Rows from a dataset:
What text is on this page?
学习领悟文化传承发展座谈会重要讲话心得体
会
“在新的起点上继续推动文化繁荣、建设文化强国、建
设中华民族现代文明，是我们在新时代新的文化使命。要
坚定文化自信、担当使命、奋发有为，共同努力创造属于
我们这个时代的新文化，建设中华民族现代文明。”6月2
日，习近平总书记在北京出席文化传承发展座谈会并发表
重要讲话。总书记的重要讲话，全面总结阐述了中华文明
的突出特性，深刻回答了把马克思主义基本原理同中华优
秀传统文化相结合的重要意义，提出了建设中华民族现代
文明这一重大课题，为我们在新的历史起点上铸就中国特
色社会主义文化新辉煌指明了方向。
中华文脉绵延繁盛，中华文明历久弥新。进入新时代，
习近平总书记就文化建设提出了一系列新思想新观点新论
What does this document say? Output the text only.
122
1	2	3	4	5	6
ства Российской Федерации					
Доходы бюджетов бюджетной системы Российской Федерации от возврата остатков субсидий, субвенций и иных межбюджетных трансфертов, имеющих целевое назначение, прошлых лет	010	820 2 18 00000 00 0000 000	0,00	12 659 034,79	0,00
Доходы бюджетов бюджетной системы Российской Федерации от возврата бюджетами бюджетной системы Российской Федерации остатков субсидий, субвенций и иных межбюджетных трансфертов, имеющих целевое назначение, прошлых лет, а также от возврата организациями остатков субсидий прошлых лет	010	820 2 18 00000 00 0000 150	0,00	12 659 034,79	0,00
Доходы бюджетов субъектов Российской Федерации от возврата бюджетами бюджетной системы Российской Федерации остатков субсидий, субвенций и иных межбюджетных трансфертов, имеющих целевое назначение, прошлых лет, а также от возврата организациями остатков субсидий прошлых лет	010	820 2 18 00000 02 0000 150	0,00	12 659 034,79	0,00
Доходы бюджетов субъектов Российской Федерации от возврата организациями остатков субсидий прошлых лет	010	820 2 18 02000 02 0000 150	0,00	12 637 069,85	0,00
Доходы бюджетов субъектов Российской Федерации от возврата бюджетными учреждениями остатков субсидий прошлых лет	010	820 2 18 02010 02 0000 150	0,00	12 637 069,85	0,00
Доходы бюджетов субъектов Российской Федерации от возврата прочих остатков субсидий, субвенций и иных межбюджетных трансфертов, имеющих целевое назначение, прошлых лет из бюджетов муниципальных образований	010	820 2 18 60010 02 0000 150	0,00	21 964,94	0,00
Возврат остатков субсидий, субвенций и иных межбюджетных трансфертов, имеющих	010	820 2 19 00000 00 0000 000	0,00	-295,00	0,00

## What the task asks:
Every entry above needs to be quoted exactly.

## Answer in full:
What text is on this page?
学习领悟文化传承发展座谈会重要讲话心得体
会
“在新的起点上继续推动文化繁荣、建设文化强国、建
设中华民族现代文明，是我们在新时代新的文化使命。要
坚定文化自信、担当使命、奋发有为，共同努力创造属于
我们这个时代的新文化，建设中华民族现代文明。”6月2
日，习近平总书记在北京出席文化传承发展座谈会并发表
重要讲话。总书记的重要讲话，全面总结阐述了中华文明
的突出特性，深刻回答了把马克思主义基本原理同中华优
秀传统文化相结合的重要意义，提出了建设中华民族现代
文明这一重大课题，为我们在新的历史起点上铸就中国特
色社会主义文化新辉煌指明了方向。
中华文脉绵延繁盛，中华文明历久弥新。进入新时代，
习近平总书记就文化建设提出了一系列新思想新观点新论
What does this document say? Output the text only.
122
1	2	3	4	5	6
ства Российской Федерации					
Доходы бюджетов бюджетной системы Российской Федерации от возврата остатков субсидий, субвенций и иных межбюджетных трансфертов, имеющих целевое назначение, прошлых лет	010	820 2 18 00000 00 0000 000	0,00	12 659 034,79	0,00
Доходы бюджетов бюджетной системы Российской Федерации от возврата бюджетами бюджетной системы Российской Федерации остатков субсидий, субвенций и иных межбюджетных трансфертов, имеющих целевое назначение, прошлых лет, а также от возврата организациями остатков субсидий прошлых лет	010	820 2 18 00000 00 0000 150	0,00	12 659 034,79	0,00
Доходы бюджетов субъектов Российской Федерации от возврата бюджетами бюджетной системы Российской Федерации остатков субсидий, субвенций и иных межбюджетных трансфертов, имеющих целевое назначение, прошлых лет, а также от возврата организациями остатков субсидий прошлых лет	010	820 2 18 00000 02 0000 150	0,00	12 659 034,79	0,00
Доходы бюджетов субъектов Российской Федерации от возврата организациями остатков субсидий прошлых лет	010	820 2 18 02000 02 0000 150	0,00	12 637 069,85	0,00
Доходы бюджетов субъектов Российской Федерации от возврата бюджетными учреждениями остатков субсидий прошлых лет	010	820 2 18 02010 02 0000 150	0,00	12 637 069,85	0,00
Доходы бюджетов субъектов Российской Федерации от возврата прочих остатков субсидий, субвенций и иных межбюджетных трансфертов, имеющих целевое назначение, прошлых лет из бюджетов муниципальных образований	010	820 2 18 60010 02 0000 150	0,00	21 964,94	0,00
Возврат остатков субсидий, субвенций и иных межбюджетных трансфертов, имеющих	010	820 2 19 00000 00 0000 000	0,00	-295,00	0,00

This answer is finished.